Can you copy out the data exactly? Leave the images out.
[Start Supplied entries]
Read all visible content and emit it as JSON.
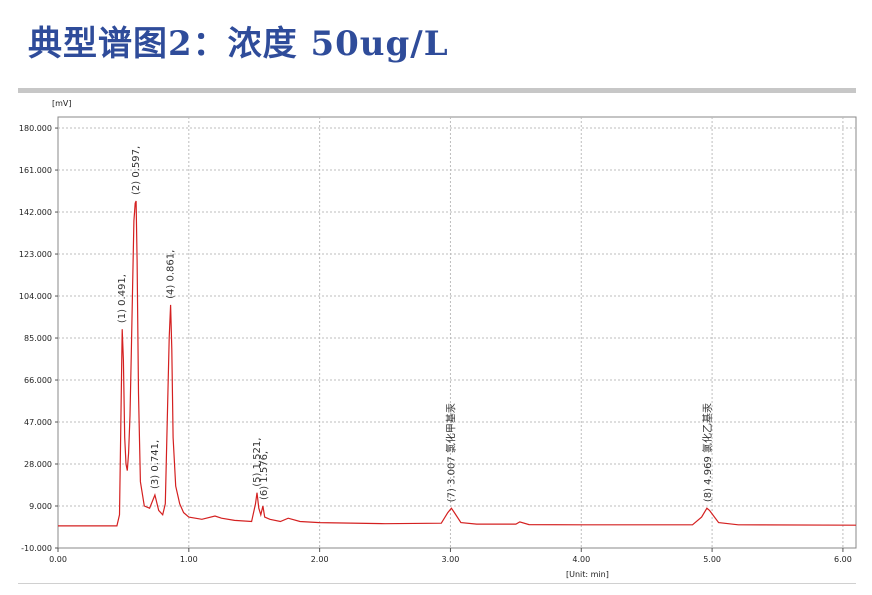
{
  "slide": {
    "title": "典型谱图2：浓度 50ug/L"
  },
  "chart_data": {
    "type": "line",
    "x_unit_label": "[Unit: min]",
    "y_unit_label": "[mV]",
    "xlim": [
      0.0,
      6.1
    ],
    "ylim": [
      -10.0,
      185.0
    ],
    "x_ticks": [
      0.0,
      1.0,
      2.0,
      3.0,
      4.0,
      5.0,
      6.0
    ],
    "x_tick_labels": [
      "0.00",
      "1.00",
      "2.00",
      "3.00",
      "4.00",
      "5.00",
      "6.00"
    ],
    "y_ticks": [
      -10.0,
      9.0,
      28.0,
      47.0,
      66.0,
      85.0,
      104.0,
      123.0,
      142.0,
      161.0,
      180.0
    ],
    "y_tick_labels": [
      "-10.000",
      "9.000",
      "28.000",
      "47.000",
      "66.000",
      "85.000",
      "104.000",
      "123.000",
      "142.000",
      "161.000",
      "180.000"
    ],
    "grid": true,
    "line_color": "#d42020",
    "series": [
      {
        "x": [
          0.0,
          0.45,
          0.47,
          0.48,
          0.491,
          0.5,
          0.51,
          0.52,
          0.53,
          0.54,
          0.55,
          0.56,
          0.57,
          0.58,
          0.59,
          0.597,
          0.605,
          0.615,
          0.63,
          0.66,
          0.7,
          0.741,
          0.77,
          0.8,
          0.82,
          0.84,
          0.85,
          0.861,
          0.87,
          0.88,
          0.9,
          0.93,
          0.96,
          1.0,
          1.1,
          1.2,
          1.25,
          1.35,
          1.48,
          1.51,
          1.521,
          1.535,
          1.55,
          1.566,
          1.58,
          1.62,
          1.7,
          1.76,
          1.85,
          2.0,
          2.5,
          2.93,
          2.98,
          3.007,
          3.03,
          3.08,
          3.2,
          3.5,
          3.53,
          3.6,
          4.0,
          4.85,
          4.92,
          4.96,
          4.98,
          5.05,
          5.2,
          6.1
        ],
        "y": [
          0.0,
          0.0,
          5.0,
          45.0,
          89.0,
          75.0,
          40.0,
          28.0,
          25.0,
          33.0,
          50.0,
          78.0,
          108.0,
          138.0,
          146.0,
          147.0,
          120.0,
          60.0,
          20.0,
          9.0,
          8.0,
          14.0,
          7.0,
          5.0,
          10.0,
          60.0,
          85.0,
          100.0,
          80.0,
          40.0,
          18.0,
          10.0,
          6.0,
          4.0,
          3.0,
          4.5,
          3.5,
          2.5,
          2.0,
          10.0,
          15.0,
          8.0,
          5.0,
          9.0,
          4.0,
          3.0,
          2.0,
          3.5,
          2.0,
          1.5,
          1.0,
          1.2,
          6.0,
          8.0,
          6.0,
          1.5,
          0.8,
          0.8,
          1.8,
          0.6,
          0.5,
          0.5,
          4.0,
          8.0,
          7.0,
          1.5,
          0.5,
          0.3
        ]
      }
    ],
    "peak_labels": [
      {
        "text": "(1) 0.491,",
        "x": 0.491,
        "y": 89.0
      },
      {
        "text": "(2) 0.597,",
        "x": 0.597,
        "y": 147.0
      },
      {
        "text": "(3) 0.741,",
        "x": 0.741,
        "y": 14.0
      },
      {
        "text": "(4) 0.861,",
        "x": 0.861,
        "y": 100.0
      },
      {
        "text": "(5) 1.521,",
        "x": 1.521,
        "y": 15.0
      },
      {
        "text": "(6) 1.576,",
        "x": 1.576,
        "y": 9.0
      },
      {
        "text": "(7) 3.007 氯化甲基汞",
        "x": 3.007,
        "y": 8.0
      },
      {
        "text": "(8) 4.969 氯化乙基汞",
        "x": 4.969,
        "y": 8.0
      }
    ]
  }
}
[End Supplied entries]
Output below:
Read all visible content and emit it as JSON.
{
  "slide": {
    "title": "典型谱图2：浓度 50ug/L"
  },
  "chart_data": {
    "type": "line",
    "x_unit_label": "[Unit: min]",
    "y_unit_label": "[mV]",
    "xlim": [
      0.0,
      6.1
    ],
    "ylim": [
      -10.0,
      185.0
    ],
    "x_ticks": [
      0.0,
      1.0,
      2.0,
      3.0,
      4.0,
      5.0,
      6.0
    ],
    "x_tick_labels": [
      "0.00",
      "1.00",
      "2.00",
      "3.00",
      "4.00",
      "5.00",
      "6.00"
    ],
    "y_ticks": [
      -10.0,
      9.0,
      28.0,
      47.0,
      66.0,
      85.0,
      104.0,
      123.0,
      142.0,
      161.0,
      180.0
    ],
    "y_tick_labels": [
      "-10.000",
      "9.000",
      "28.000",
      "47.000",
      "66.000",
      "85.000",
      "104.000",
      "123.000",
      "142.000",
      "161.000",
      "180.000"
    ],
    "grid": true,
    "line_color": "#d42020",
    "series": [
      {
        "x": [
          0.0,
          0.45,
          0.47,
          0.48,
          0.491,
          0.5,
          0.51,
          0.52,
          0.53,
          0.54,
          0.55,
          0.56,
          0.57,
          0.58,
          0.59,
          0.597,
          0.605,
          0.615,
          0.63,
          0.66,
          0.7,
          0.741,
          0.77,
          0.8,
          0.82,
          0.84,
          0.85,
          0.861,
          0.87,
          0.88,
          0.9,
          0.93,
          0.96,
          1.0,
          1.1,
          1.2,
          1.25,
          1.35,
          1.48,
          1.51,
          1.521,
          1.535,
          1.55,
          1.566,
          1.58,
          1.62,
          1.7,
          1.76,
          1.85,
          2.0,
          2.5,
          2.93,
          2.98,
          3.007,
          3.03,
          3.08,
          3.2,
          3.5,
          3.53,
          3.6,
          4.0,
          4.85,
          4.92,
          4.96,
          4.98,
          5.05,
          5.2,
          6.1
        ],
        "y": [
          0.0,
          0.0,
          5.0,
          45.0,
          89.0,
          75.0,
          40.0,
          28.0,
          25.0,
          33.0,
          50.0,
          78.0,
          108.0,
          138.0,
          146.0,
          147.0,
          120.0,
          60.0,
          20.0,
          9.0,
          8.0,
          14.0,
          7.0,
          5.0,
          10.0,
          60.0,
          85.0,
          100.0,
          80.0,
          40.0,
          18.0,
          10.0,
          6.0,
          4.0,
          3.0,
          4.5,
          3.5,
          2.5,
          2.0,
          10.0,
          15.0,
          8.0,
          5.0,
          9.0,
          4.0,
          3.0,
          2.0,
          3.5,
          2.0,
          1.5,
          1.0,
          1.2,
          6.0,
          8.0,
          6.0,
          1.5,
          0.8,
          0.8,
          1.8,
          0.6,
          0.5,
          0.5,
          4.0,
          8.0,
          7.0,
          1.5,
          0.5,
          0.3
        ]
      }
    ],
    "peak_labels": [
      {
        "text": "(1) 0.491,",
        "x": 0.491,
        "y": 89.0
      },
      {
        "text": "(2) 0.597,",
        "x": 0.597,
        "y": 147.0
      },
      {
        "text": "(3) 0.741,",
        "x": 0.741,
        "y": 14.0
      },
      {
        "text": "(4) 0.861,",
        "x": 0.861,
        "y": 100.0
      },
      {
        "text": "(5) 1.521,",
        "x": 1.521,
        "y": 15.0
      },
      {
        "text": "(6) 1.576,",
        "x": 1.576,
        "y": 9.0
      },
      {
        "text": "(7) 3.007 氯化甲基汞",
        "x": 3.007,
        "y": 8.0
      },
      {
        "text": "(8) 4.969 氯化乙基汞",
        "x": 4.969,
        "y": 8.0
      }
    ]
  }
}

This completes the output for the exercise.